◆ **Task objective**: Find the word "novembre" in the records below. List each line containing it.

◆ **Records supplied**:
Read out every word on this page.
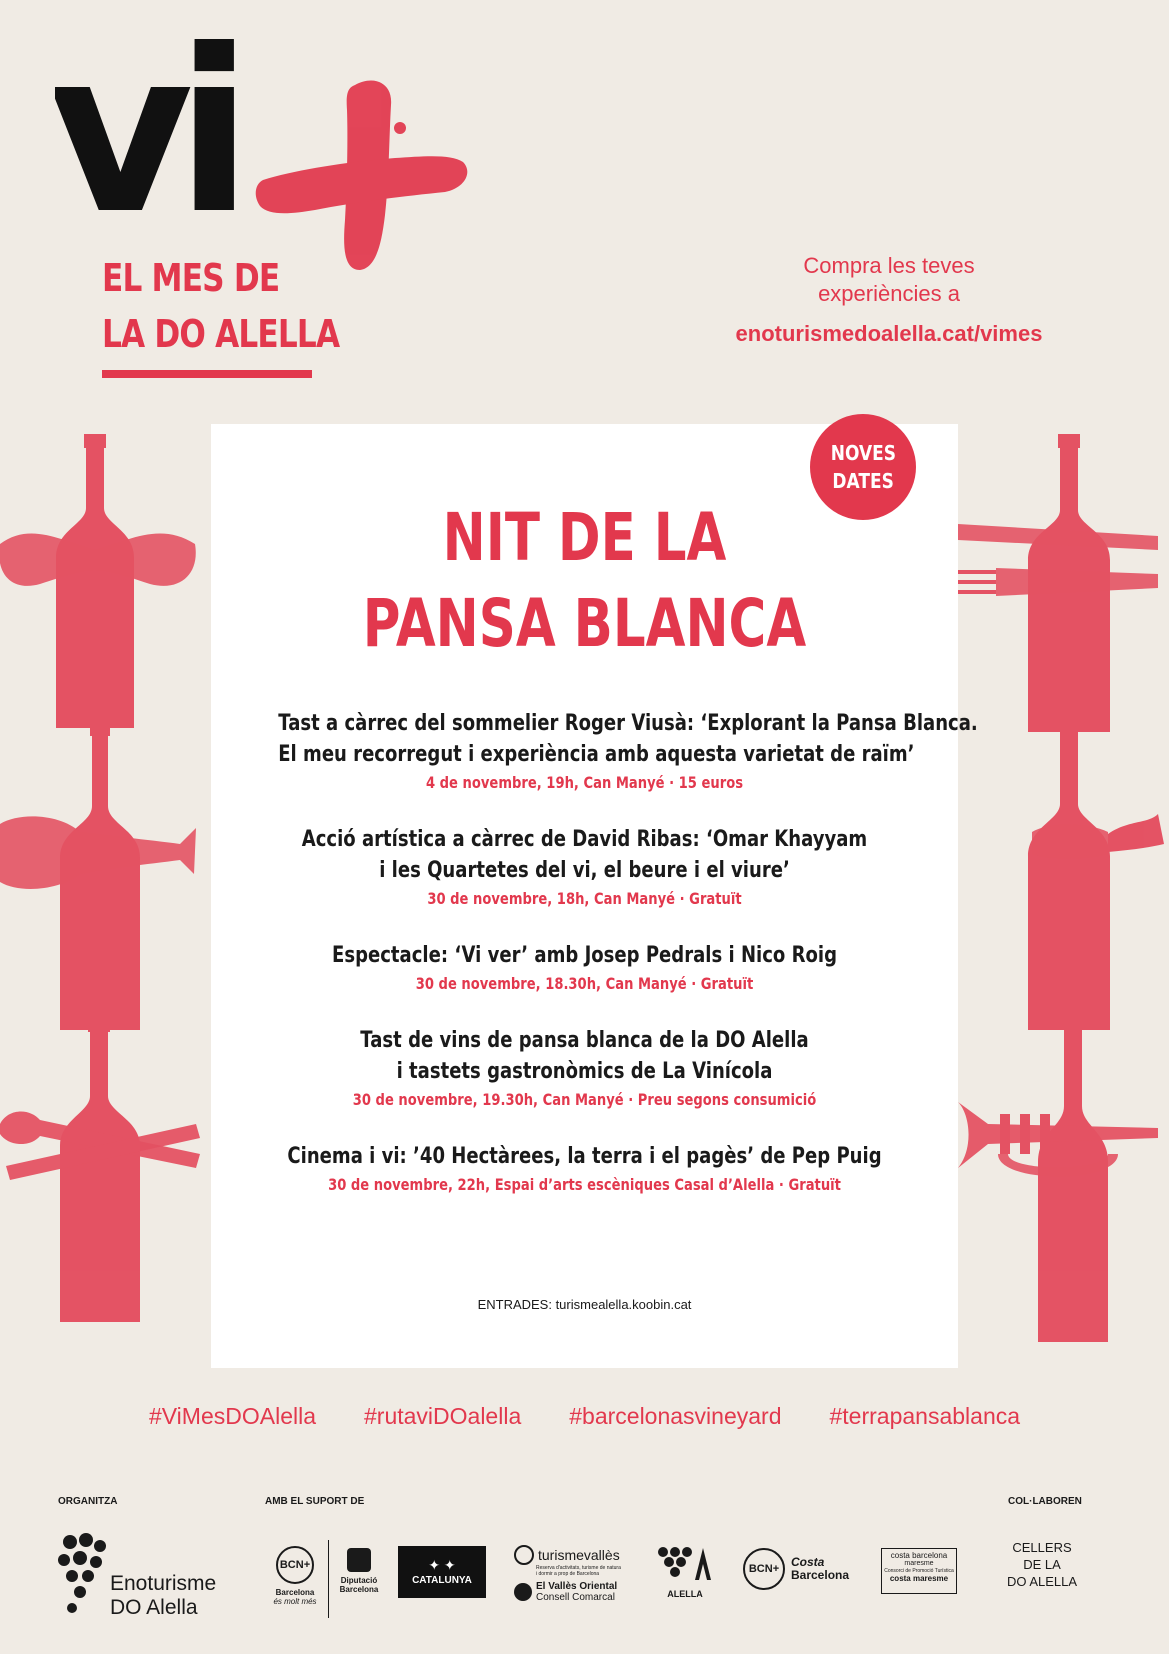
vi
EL MES DE
LA DO ALELLA
Compra les teves
experiències a
enoturismedoalella.cat/vimes
NOVES
DATES
NIT DE LA
PANSA BLANCA
Tast a càrrec del sommelier Roger Viusà: ‘Explorant la Pansa Blanca.
El meu recorregut i experiència amb aquesta varietat de raïm’
4 de novembre, 19h, Can Manyé · 15 euros
Acció artística a càrrec de David Ribas: ‘Omar Khayyam
i les Quartetes del vi, el beure i el viure’
30 de novembre, 18h, Can Manyé · Gratuït
Espectacle: ‘Vi ver’ amb Josep Pedrals i Nico Roig
30 de novembre, 18.30h, Can Manyé · Gratuït
Tast de vins de pansa blanca de la DO Alella
i tastets gastronòmics de La Vinícola
30 de novembre, 19.30h, Can Manyé · Preu segons consumició
Cinema i vi: ’40 Hectàrees, la terra i el pagès’ de Pep Puig
30 de novembre, 22h, Espai d’arts escèniques Casal d’Alella · Gratuït
ENTRADES: turismealella.koobin.cat
#ViMesDOAlella #rutaviDOalella #barcelonasvineyard #terrapansablanca
ORGANITZA	AMB EL SUPORT DE	COL·LABOREN
Enoturisme
DO Alella
BCN+
Barcelona
és molt més
Diputació
Barcelona
✦ ✦
CATALUNYA
turismevallès
Reserva d'activitats, turisme de natura
i dormir a prop de Barcelona
El Vallès Oriental
Consell Comarcal	ALELLA
BCN+ Costa
Barcelona
costa barcelona
maresme
Consorci de Promoció Turística
costa maresme
CELLERS
DE LA
DO ALELLA
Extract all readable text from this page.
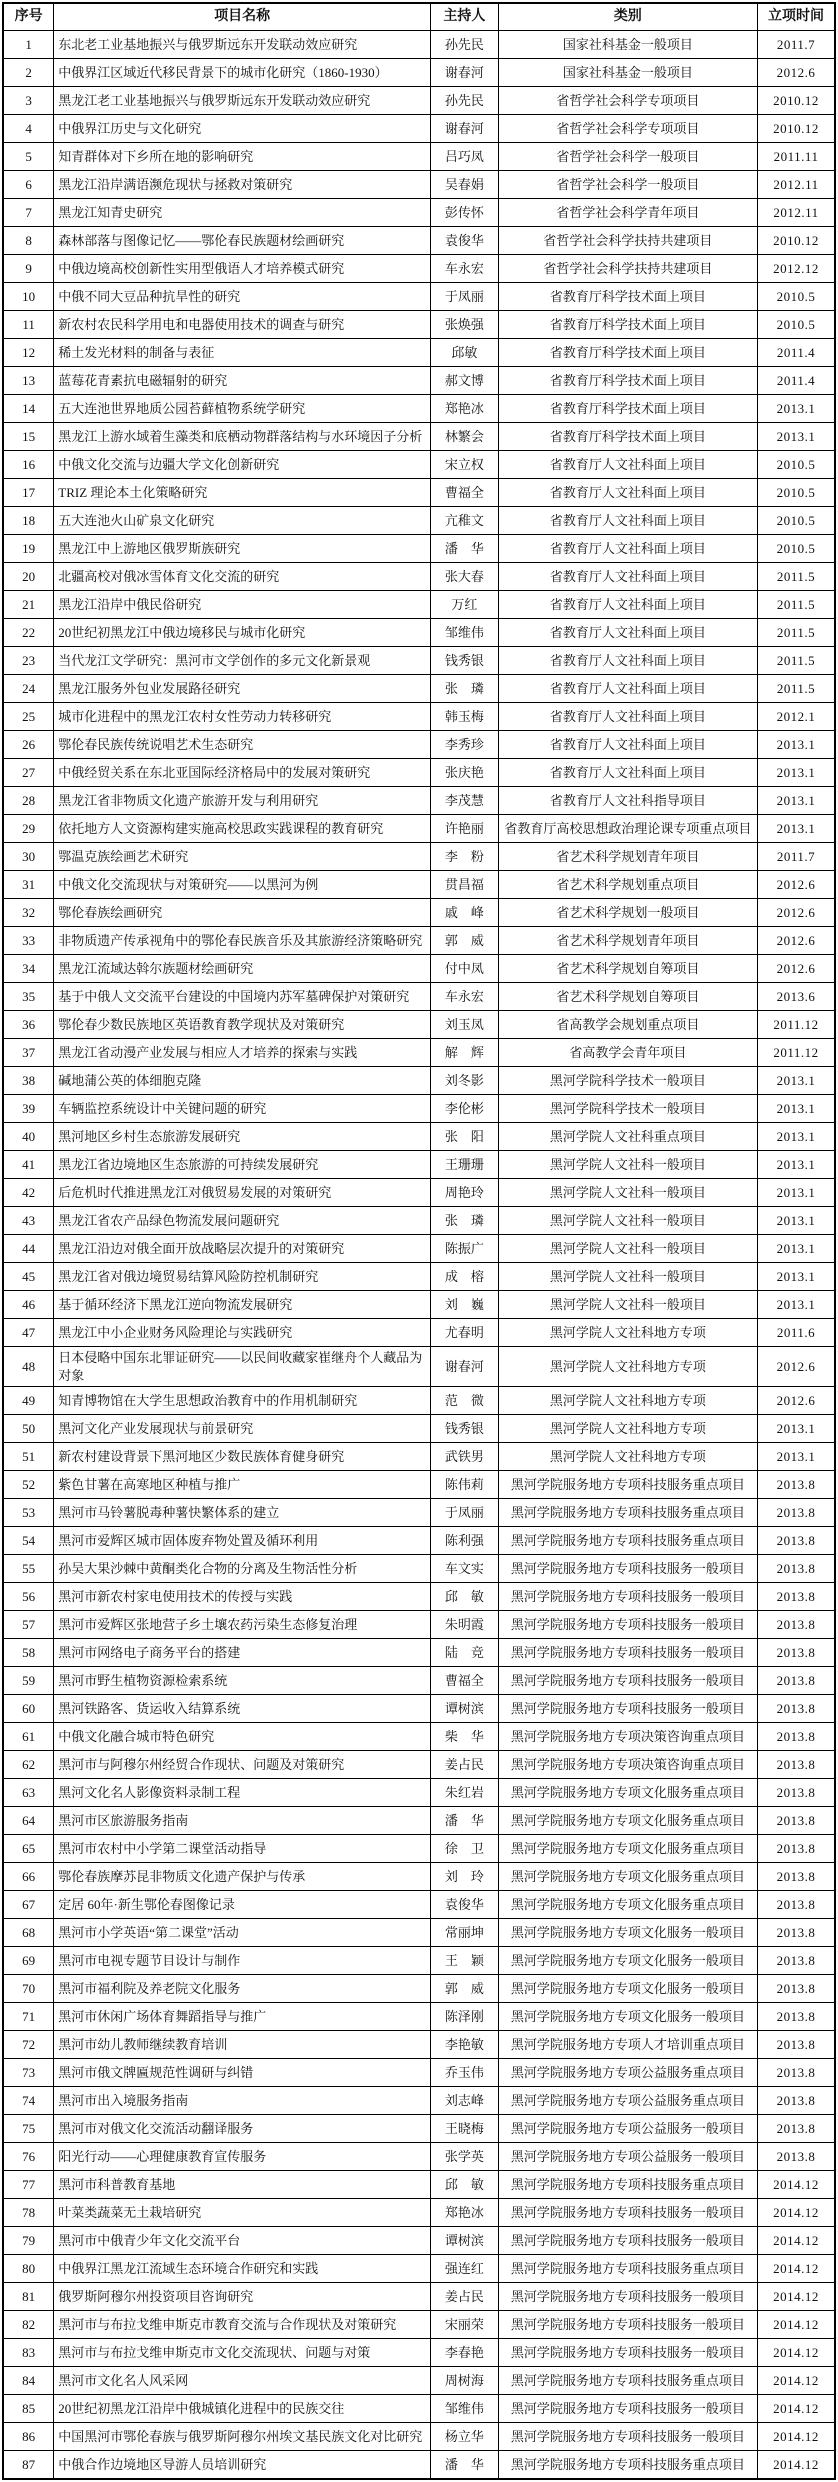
序号	项目名称	主持人	类别	立项时间
1	东北老工业基地振兴与俄罗斯远东开发联动效应研究	孙先民	国家社科基金一般项目	2011.7
2	中俄界江区域近代移民背景下的城市化研究（1860-1930）	谢春河	国家社科基金一般项目	2012.6
3	黑龙江老工业基地振兴与俄罗斯远东开发联动效应研究	孙先民	省哲学社会科学专项项目	2010.12
4	中俄界江历史与文化研究	谢春河	省哲学社会科学专项项目	2010.12
5	知青群体对下乡所在地的影响研究	吕巧凤	省哲学社会科学一般项目	2011.11
6	黑龙江沿岸满语濒危现状与拯救对策研究	吴春娟	省哲学社会科学一般项目	2012.11
7	黑龙江知青史研究	彭传怀	省哲学社会科学青年项目	2012.11
8	森林部落与图像记忆——鄂伦春民族题材绘画研究	袁俊华	省哲学社会科学扶持共建项目	2010.12
9	中俄边境高校创新性实用型俄语人才培养模式研究	车永宏	省哲学社会科学扶持共建项目	2012.12
10	中俄不同大豆品种抗旱性的研究	于凤丽	省教育厅科学技术面上项目	2010.5
11	新农村农民科学用电和电器使用技术的调查与研究	张焕强	省教育厅科学技术面上项目	2010.5
12	稀土发光材料的制备与表征	邱敏	省教育厅科学技术面上项目	2011.4
13	蓝莓花青素抗电磁辐射的研究	郝文博	省教育厅科学技术面上项目	2011.4
14	五大连池世界地质公园苔藓植物系统学研究	郑艳冰	省教育厅科学技术面上项目	2013.1
15	黑龙江上游水域着生藻类和底栖动物群落结构与水环境因子分析	林繁会	省教育厅科学技术面上项目	2013.1
16	中俄文化交流与边疆大学文化创新研究	宋立权	省教育厅人文社科面上项目	2010.5
17	TRIZ 理论本土化策略研究	曹福全	省教育厅人文社科面上项目	2010.5
18	五大连池火山矿泉文化研究	亢稚文	省教育厅人文社科面上项目	2010.5
19	黑龙江中上游地区俄罗斯族研究	潘　华	省教育厅人文社科面上项目	2010.5
20	北疆高校对俄冰雪体育文化交流的研究	张大春	省教育厅人文社科面上项目	2011.5
21	黑龙江沿岸中俄民俗研究	万红	省教育厅人文社科面上项目	2011.5
22	20世纪初黑龙江中俄边境移民与城市化研究	邹维伟	省教育厅人文社科面上项目	2011.5
23	当代龙江文学研究：黑河市文学创作的多元文化新景观	钱秀银	省教育厅人文社科面上项目	2011.5
24	黑龙江服务外包业发展路径研究	张　璘	省教育厅人文社科面上项目	2011.5
25	城市化进程中的黑龙江农村女性劳动力转移研究	韩玉梅	省教育厅人文社科面上项目	2012.1
26	鄂伦春民族传统说唱艺术生态研究	李秀珍	省教育厅人文社科面上项目	2013.1
27	中俄经贸关系在东北亚国际经济格局中的发展对策研究	张庆艳	省教育厅人文社科面上项目	2013.1
28	黑龙江省非物质文化遗产旅游开发与利用研究	李茂慧	省教育厅人文社科指导项目	2013.1
29	依托地方人文资源构建实施高校思政实践课程的教育研究	许艳丽	省教育厅高校思想政治理论课专项重点项目	2013.1
30	鄂温克族绘画艺术研究	李　粉	省艺术科学规划青年项目	2011.7
31	中俄文化交流现状与对策研究——以黑河为例	贯昌福	省艺术科学规划重点项目	2012.6
32	鄂伦春族绘画研究	戚　峰	省艺术科学规划一般项目	2012.6
33	非物质遗产传承视角中的鄂伦春民族音乐及其旅游经济策略研究	郭　威	省艺术科学规划青年项目	2012.6
34	黑龙江流域达斡尔族题材绘画研究	付中凤	省艺术科学规划自筹项目	2012.6
35	基于中俄人文交流平台建设的中国境内苏军墓碑保护对策研究	车永宏	省艺术科学规划自筹项目	2013.6
36	鄂伦春少数民族地区英语教育教学现状及对策研究	刘玉凤	省高教学会规划重点项目	2011.12
37	黑龙江省动漫产业发展与相应人才培养的探索与实践	解　辉	省高教学会青年项目	2011.12
38	碱地蒲公英的体细胞克隆	刘冬影	黑河学院科学技术一般项目	2013.1
39	车辆监控系统设计中关键问题的研究	李伦彬	黑河学院科学技术一般项目	2013.1
40	黑河地区乡村生态旅游发展研究	张　阳	黑河学院人文社科重点项目	2013.1
41	黑龙江省边境地区生态旅游的可持续发展研究	王珊珊	黑河学院人文社科一般项目	2013.1
42	后危机时代推进黑龙江对俄贸易发展的对策研究	周艳玲	黑河学院人文社科一般项目	2013.1
43	黑龙江省农产品绿色物流发展问题研究	张　璘	黑河学院人文社科一般项目	2013.1
44	黑龙江沿边对俄全面开放战略层次提升的对策研究	陈振广	黑河学院人文社科一般项目	2013.1
45	黑龙江省对俄边境贸易结算风险防控机制研究	成　榕	黑河学院人文社科一般项目	2013.1
46	基于循环经济下黑龙江逆向物流发展研究	刘　巍	黑河学院人文社科一般项目	2013.1
47	黑龙江中小企业财务风险理论与实践研究	尤春明	黑河学院人文社科地方专项	2011.6
48	日本侵略中国东北罪证研究——以民间收藏家崔继舟个人藏品为对象	谢春河	黑河学院人文社科地方专项	2012.6
49	知青博物馆在大学生思想政治教育中的作用机制研究	范　微	黑河学院人文社科地方专项	2012.6
50	黑河文化产业发展现状与前景研究	钱秀银	黑河学院人文社科地方专项	2013.1
51	新农村建设背景下黑河地区少数民族体育健身研究	武铁男	黑河学院人文社科地方专项	2013.1
52	紫色甘薯在高寒地区种植与推广	陈伟莉	黑河学院服务地方专项科技服务重点项目	2013.8
53	黑河市马铃薯脱毒种薯快繁体系的建立	于凤丽	黑河学院服务地方专项科技服务重点项目	2013.8
54	黑河市爱辉区城市固体废弃物处置及循环利用	陈利强	黑河学院服务地方专项科技服务重点项目	2013.8
55	孙吴大果沙棘中黄酮类化合物的分离及生物活性分析	车文实	黑河学院服务地方专项科技服务一般项目	2013.8
56	黑河市新农村家电使用技术的传授与实践	邱　敏	黑河学院服务地方专项科技服务一般项目	2013.8
57	黑河市爱辉区张地营子乡土壤农药污染生态修复治理	朱明霞	黑河学院服务地方专项科技服务一般项目	2013.8
58	黑河市网络电子商务平台的搭建	陆　竞	黑河学院服务地方专项科技服务一般项目	2013.8
59	黑河市野生植物资源检索系统	曹福全	黑河学院服务地方专项科技服务一般项目	2013.8
60	黑河铁路客、货运收入结算系统	谭树滨	黑河学院服务地方专项科技服务一般项目	2013.8
61	中俄文化融合城市特色研究	柴　华	黑河学院服务地方专项决策咨询重点项目	2013.8
62	黑河市与阿穆尔州经贸合作现状、问题及对策研究	姜占民	黑河学院服务地方专项决策咨询重点项目	2013.8
63	黑河文化名人影像资料录制工程	朱红岩	黑河学院服务地方专项文化服务重点项目	2013.8
64	黑河市区旅游服务指南	潘　华	黑河学院服务地方专项文化服务重点项目	2013.8
65	黑河市农村中小学第二课堂活动指导	徐　卫	黑河学院服务地方专项文化服务重点项目	2013.8
66	鄂伦春族摩苏昆非物质文化遗产保护与传承	刘　玲	黑河学院服务地方专项文化服务重点项目	2013.8
67	定居 60年·新生鄂伦春图像记录	袁俊华	黑河学院服务地方专项文化服务重点项目	2013.8
68	黑河市小学英语“第二课堂”活动	常丽坤	黑河学院服务地方专项文化服务一般项目	2013.8
69	黑河市电视专题节目设计与制作	王　颖	黑河学院服务地方专项文化服务一般项目	2013.8
70	黑河市福利院及养老院文化服务	郭　威	黑河学院服务地方专项文化服务一般项目	2013.8
71	黑河市休闲广场体育舞蹈指导与推广	陈泽刚	黑河学院服务地方专项文化服务一般项目	2013.8
72	黑河市幼儿教师继续教育培训	李艳敏	黑河学院服务地方专项人才培训重点项目	2013.8
73	黑河市俄文牌匾规范性调研与纠错	乔玉伟	黑河学院服务地方专项公益服务重点项目	2013.8
74	黑河市出入境服务指南	刘志峰	黑河学院服务地方专项公益服务重点项目	2013.8
75	黑河市对俄文化交流活动翻译服务	王晓梅	黑河学院服务地方专项公益服务一般项目	2013.8
76	阳光行动——心理健康教育宣传服务	张学英	黑河学院服务地方专项公益服务一般项目	2013.8
77	黑河市科普教育基地	邱　敏	黑河学院服务地方专项科技服务重点项目	2014.12
78	叶菜类蔬菜无土栽培研究	郑艳冰	黑河学院服务地方专项科技服务一般项目	2014.12
79	黑河市中俄青少年文化交流平台	谭树滨	黑河学院服务地方专项科技服务一般项目	2014.12
80	中俄界江黑龙江流域生态环境合作研究和实践	强连红	黑河学院服务地方专项科技服务重点项目	2014.12
81	俄罗斯阿穆尔州投资项目咨询研究	姜占民	黑河学院服务地方专项科技服务一般项目	2014.12
82	黑河市与布拉戈维申斯克市教育交流与合作现状及对策研究	宋丽荣	黑河学院服务地方专项科技服务一般项目	2014.12
83	黑河市与布拉戈维申斯克市文化交流现状、问题与对策	李春艳	黑河学院服务地方专项科技服务一般项目	2014.12
84	黑河市文化名人风采网	周树海	黑河学院服务地方专项科技服务重点项目	2014.12
85	20世纪初黑龙江沿岸中俄城镇化进程中的民族交往	邹维伟	黑河学院服务地方专项科技服务一般项目	2014.12
86	中国黑河市鄂伦春族与俄罗斯阿穆尔州埃文基民族文化对比研究	杨立华	黑河学院服务地方专项科技服务一般项目	2014.12
87	中俄合作边境地区导游人员培训研究	潘　华	黑河学院服务地方专项科技服务重点项目	2014.12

◆ **Result below**:
4 de novembre, 19h, Can Manyé · 15 euros
30 de novembre, 18h, Can Manyé · Gratuït
30 de novembre, 18.30h, Can Manyé · Gratuït
30 de novembre, 19.30h, Can Manyé · Preu segons consumició
30 de novembre, 22h, Espai d’arts escèniques Casal d’Alella · Gratuït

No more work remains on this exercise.